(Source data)
━━━━━━━━━━
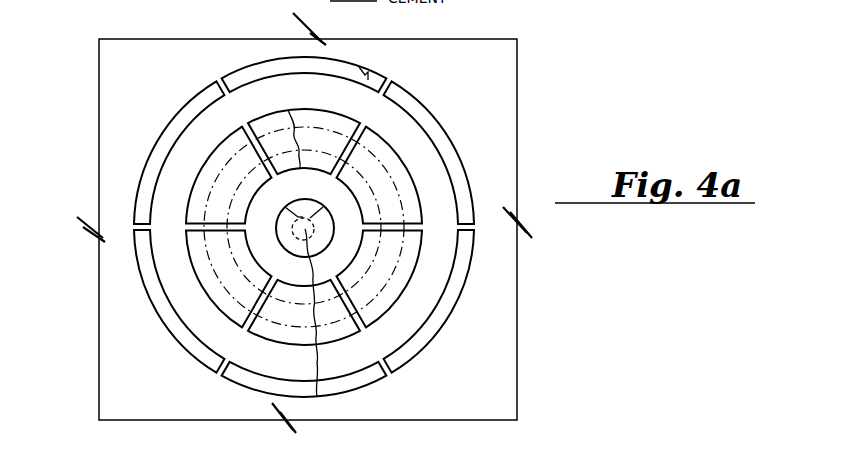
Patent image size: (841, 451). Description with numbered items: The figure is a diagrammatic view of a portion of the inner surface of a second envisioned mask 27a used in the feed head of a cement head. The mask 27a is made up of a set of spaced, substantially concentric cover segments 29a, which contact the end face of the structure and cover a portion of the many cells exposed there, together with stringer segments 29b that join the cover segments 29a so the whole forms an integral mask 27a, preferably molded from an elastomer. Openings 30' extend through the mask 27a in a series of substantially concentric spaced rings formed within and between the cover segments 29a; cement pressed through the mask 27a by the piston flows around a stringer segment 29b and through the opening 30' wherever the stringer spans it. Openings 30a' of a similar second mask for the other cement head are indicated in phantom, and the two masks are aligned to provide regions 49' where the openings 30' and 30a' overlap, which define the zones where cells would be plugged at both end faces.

The mask 27a is at (98, 101).
The cover segments 29a is at (423, 167).
The stringer segments 29b is at (192, 233).
The openings 30' is at (347, 134).
The openings of second mask 30a' is at (361, 320).
The overlap regions 49' is at (306, 223).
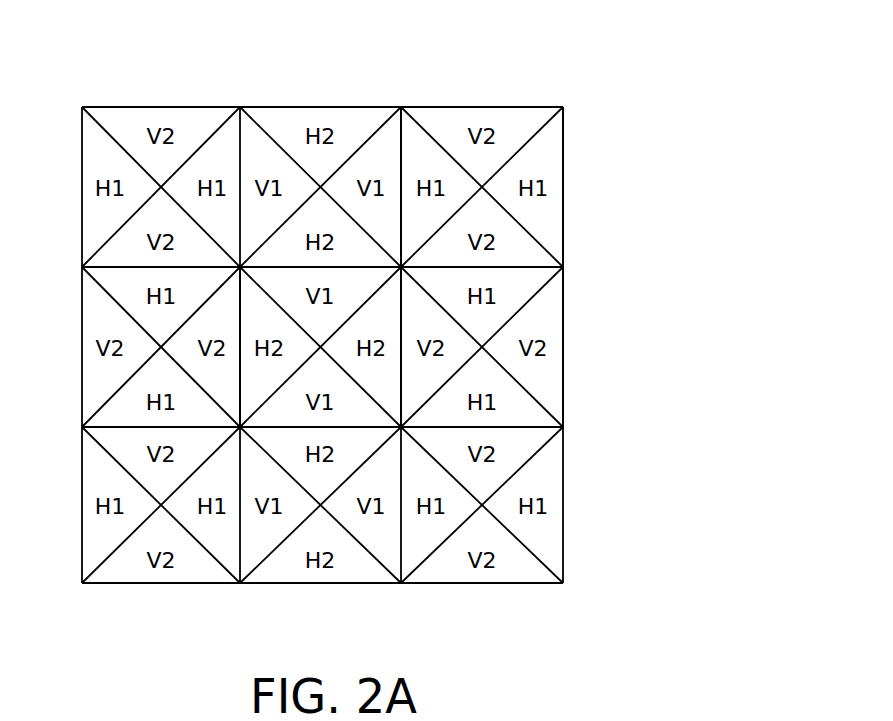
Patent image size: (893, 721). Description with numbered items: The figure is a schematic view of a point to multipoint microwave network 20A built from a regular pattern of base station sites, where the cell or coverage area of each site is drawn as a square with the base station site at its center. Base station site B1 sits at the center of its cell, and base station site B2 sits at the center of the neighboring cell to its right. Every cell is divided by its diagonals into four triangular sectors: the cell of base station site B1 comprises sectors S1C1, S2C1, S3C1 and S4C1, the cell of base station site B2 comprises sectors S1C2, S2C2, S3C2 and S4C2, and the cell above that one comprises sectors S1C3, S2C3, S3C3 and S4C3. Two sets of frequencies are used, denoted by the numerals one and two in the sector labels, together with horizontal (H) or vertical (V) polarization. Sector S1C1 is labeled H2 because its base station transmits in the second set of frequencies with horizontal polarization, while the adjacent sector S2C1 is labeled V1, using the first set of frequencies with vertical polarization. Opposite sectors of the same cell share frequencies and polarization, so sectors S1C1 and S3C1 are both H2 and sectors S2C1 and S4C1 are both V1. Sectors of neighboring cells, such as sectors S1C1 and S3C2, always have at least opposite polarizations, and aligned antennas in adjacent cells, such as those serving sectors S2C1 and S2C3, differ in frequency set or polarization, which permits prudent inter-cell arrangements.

The point to multipoint microwave network 20A is at (650, 90).
The base station site B1 is at (320, 345).
The base station site B2 is at (483, 345).
The sector S1C1 is at (387, 373).
The sector S2C1 is at (290, 280).
The sector S3C1 is at (247, 387).
The sector S4C1 is at (290, 410).
The sector S1C2 is at (547, 385).
The sector S2C2 is at (563, 262).
The sector S3C2 is at (417, 403).
The sector S4C2 is at (513, 430).
The sector S1C3 is at (535, 153).
The sector S2C3 is at (527, 120).
The sector S3C3 is at (412, 152).
The sector S4C3 is at (520, 248).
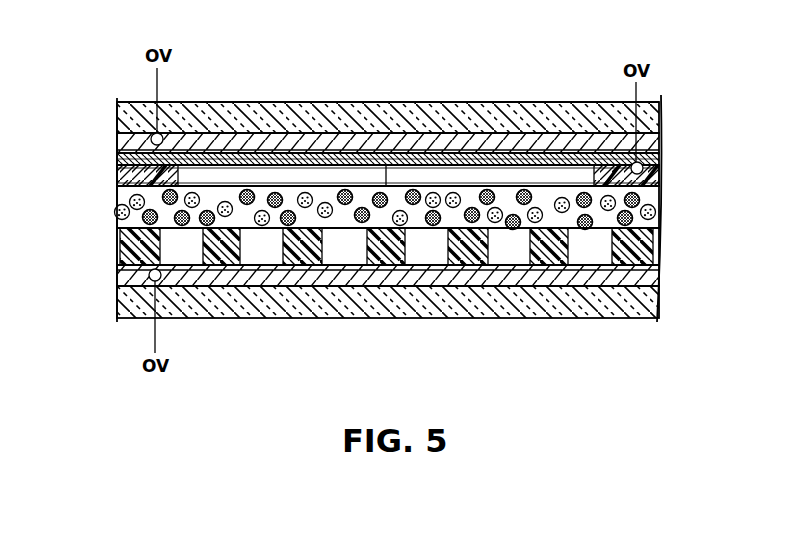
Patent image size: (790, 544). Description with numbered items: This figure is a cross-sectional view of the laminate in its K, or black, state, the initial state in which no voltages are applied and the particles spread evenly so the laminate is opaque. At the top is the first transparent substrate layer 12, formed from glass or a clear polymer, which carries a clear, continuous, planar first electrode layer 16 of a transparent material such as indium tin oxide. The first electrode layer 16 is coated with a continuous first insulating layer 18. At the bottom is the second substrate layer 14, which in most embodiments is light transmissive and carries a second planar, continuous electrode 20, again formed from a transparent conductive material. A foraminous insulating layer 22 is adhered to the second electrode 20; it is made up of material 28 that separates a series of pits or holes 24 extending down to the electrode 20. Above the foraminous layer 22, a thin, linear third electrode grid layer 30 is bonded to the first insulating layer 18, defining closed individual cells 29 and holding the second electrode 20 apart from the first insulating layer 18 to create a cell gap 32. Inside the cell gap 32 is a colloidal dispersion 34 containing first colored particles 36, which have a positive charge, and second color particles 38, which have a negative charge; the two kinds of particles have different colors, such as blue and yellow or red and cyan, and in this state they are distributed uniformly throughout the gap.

The first transparent substrate layer 12 is at (119, 109).
The second substrate layer 14 is at (119, 303).
The first electrode layer 16 is at (117, 143).
The first insulating layer 18 is at (117, 158).
The second electrode 20 is at (119, 275).
The foraminous insulating layer 22 is at (361, 303).
The pits or holes 24 is at (335, 256).
The material 28 is at (387, 250).
The cells 29 is at (522, 103).
The third electrode grid layer 30 is at (117, 176).
The cell gap 32 is at (108, 186).
The colloidal dispersion 34 is at (215, 200).
The first colored particles 36 is at (305, 192).
The second color particles 38 is at (345, 189).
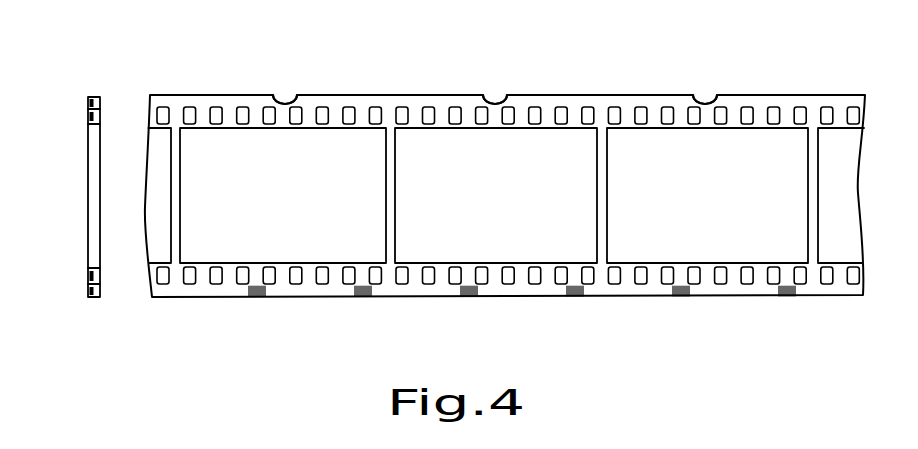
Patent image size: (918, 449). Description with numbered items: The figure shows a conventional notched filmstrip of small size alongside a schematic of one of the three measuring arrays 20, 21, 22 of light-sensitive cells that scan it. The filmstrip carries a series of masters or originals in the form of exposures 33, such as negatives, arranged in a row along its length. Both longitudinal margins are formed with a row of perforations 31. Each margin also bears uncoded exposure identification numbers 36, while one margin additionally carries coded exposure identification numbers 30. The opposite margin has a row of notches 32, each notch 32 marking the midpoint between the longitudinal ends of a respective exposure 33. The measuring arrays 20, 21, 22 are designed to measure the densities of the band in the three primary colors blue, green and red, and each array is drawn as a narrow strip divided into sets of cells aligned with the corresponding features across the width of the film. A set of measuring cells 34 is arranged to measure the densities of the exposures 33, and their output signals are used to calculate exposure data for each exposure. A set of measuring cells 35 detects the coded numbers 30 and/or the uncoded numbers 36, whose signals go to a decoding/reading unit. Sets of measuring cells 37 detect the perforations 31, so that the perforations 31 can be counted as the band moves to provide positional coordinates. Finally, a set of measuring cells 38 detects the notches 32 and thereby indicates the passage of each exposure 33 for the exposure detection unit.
━━━━━━━━━━
Prompt: Could every record be given again exactly, with its pictures left out?

Result of this exercise:
Patent image size: (841, 451). Description with numbered items: The figure is a diagrammatic view of a portion of the inner surface of a second envisioned mask 27a used in the feed head of a cement head. The mask 27a is made up of a set of spaced, substantially concentric cover segments 29a, which contact the end face of the structure and cover a portion of the many cells exposed there, together with stringer segments 29b that join the cover segments 29a so the whole forms an integral mask 27a, preferably molded from an elastomer. Openings 30' extend through the mask 27a in a series of substantially concentric spaced rings formed within and between the cover segments 29a; cement pressed through the mask 27a by the piston flows around a stringer segment 29b and through the opening 30' wherever the stringer spans it. Openings 30a' of a similar second mask for the other cement head are indicated in phantom, and the two masks are aligned to provide regions 49' where the openings 30' and 30a' overlap, which define the zones where cells would be plugged at both end faces.

The mask 27a is at (98, 101).
The cover segments 29a is at (423, 167).
The stringer segments 29b is at (192, 233).
The openings 30' is at (347, 134).
The openings of second mask 30a' is at (361, 320).
The overlap regions 49' is at (306, 223).
Patent image size: (893, 721). Description with numbered items: The figure is a schematic view of a point to multipoint microwave network 20A built from a regular pattern of base station sites, where the cell or coverage area of each site is drawn as a square with the base station site at its center. Base station site B1 sits at the center of its cell, and base station site B2 sits at the center of the neighboring cell to its right. Every cell is divided by its diagonals into four triangular sectors: the cell of base station site B1 comprises sectors S1C1, S2C1, S3C1 and S4C1, the cell of base station site B2 comprises sectors S1C2, S2C2, S3C2 and S4C2, and the cell above that one comprises sectors S1C3, S2C3, S3C3 and S4C3. Two sets of frequencies are used, denoted by the numerals one and two in the sector labels, together with horizontal (H) or vertical (V) polarization. Sector S1C1 is labeled H2 because its base station transmits in the second set of frequencies with horizontal polarization, while the adjacent sector S2C1 is labeled V1, using the first set of frequencies with vertical polarization. Opposite sectors of the same cell share frequencies and polarization, so sectors S1C1 and S3C1 are both H2 and sectors S2C1 and S4C1 are both V1. Sectors of neighboring cells, such as sectors S1C1 and S3C2, always have at least opposite polarizations, and aligned antennas in adjacent cells, such as those serving sectors S2C1 and S2C3, differ in frequency set or polarization, which permits prudent inter-cell arrangements.

The point to multipoint microwave network 20A is at (650, 90).
The base station site B1 is at (320, 345).
The base station site B2 is at (483, 345).
The sector S1C1 is at (387, 373).
The sector S2C1 is at (290, 280).
The sector S3C1 is at (247, 387).
The sector S4C1 is at (290, 410).
The sector S1C2 is at (547, 385).
The sector S2C2 is at (563, 262).
The sector S3C2 is at (417, 403).
The sector S4C2 is at (513, 430).
The sector S1C3 is at (535, 153).
The sector S2C3 is at (527, 120).
The sector S3C3 is at (412, 152).
The sector S4C3 is at (520, 248).
Patent image size: (790, 544). Description with numbered items: This figure is a cross-sectional view of the laminate in its K, or black, state, the initial state in which no voltages are applied and the particles spread evenly so the laminate is opaque. At the top is the first transparent substrate layer 12, formed from glass or a clear polymer, which carries a clear, continuous, planar first electrode layer 16 of a transparent material such as indium tin oxide. The first electrode layer 16 is coated with a continuous first insulating layer 18. At the bottom is the second substrate layer 14, which in most embodiments is light transmissive and carries a second planar, continuous electrode 20, again formed from a transparent conductive material. A foraminous insulating layer 22 is adhered to the second electrode 20; it is made up of material 28 that separates a series of pits or holes 24 extending down to the electrode 20. Above the foraminous layer 22, a thin, linear third electrode grid layer 30 is bonded to the first insulating layer 18, defining closed individual cells 29 and holding the second electrode 20 apart from the first insulating layer 18 to create a cell gap 32. Inside the cell gap 32 is a colloidal dispersion 34 containing first colored particles 36, which have a positive charge, and second color particles 38, which have a negative charge; the two kinds of particles have different colors, such as blue and yellow or red and cyan, and in this state they are distributed uniformly throughout the gap.

The first transparent substrate layer 12 is at (119, 109).
The second substrate layer 14 is at (119, 303).
The first electrode layer 16 is at (117, 143).
The first insulating layer 18 is at (117, 158).
The second electrode 20 is at (119, 275).
The foraminous insulating layer 22 is at (361, 303).
The pits or holes 24 is at (335, 256).
The material 28 is at (387, 250).
The cells 29 is at (522, 103).
The third electrode grid layer 30 is at (117, 176).
The cell gap 32 is at (108, 186).
The colloidal dispersion 34 is at (215, 200).
The first colored particles 36 is at (305, 192).
The second color particles 38 is at (345, 189).
Patent image size: (918, 449). Description with numbered items: The figure shows a conventional notched filmstrip of small size alongside a schematic of one of the three measuring arrays 20, 21, 22 of light-sensitive cells that scan it. The filmstrip carries a series of masters or originals in the form of exposures 33, such as negatives, arranged in a row along its length. Both longitudinal margins are formed with a row of perforations 31. Each margin also bears uncoded exposure identification numbers 36, while one margin additionally carries coded exposure identification numbers 30. The opposite margin has a row of notches 32, each notch 32 marking the midpoint between the longitudinal ends of a respective exposure 33. The measuring arrays 20, 21, 22 are designed to measure the densities of the band in the three primary colors blue, green and red, and each array is drawn as a narrow strip divided into sets of cells aligned with the corresponding features across the width of the film. A set of measuring cells 34 is arranged to measure the densities of the exposures 33, and their output signals are used to calculate exposure data for each exposure. A set of measuring cells 35 detects the coded numbers 30 and/or the uncoded numbers 36, whose signals go to a decoding/reading unit. Sets of measuring cells 37 detect the perforations 31, so that the perforations 31 can be counted as the band moves to provide positional coordinates. Finally, a set of measuring cells 38 detects the notches 32 and thereby indicates the passage of each exposure 33 for the exposure detection unit.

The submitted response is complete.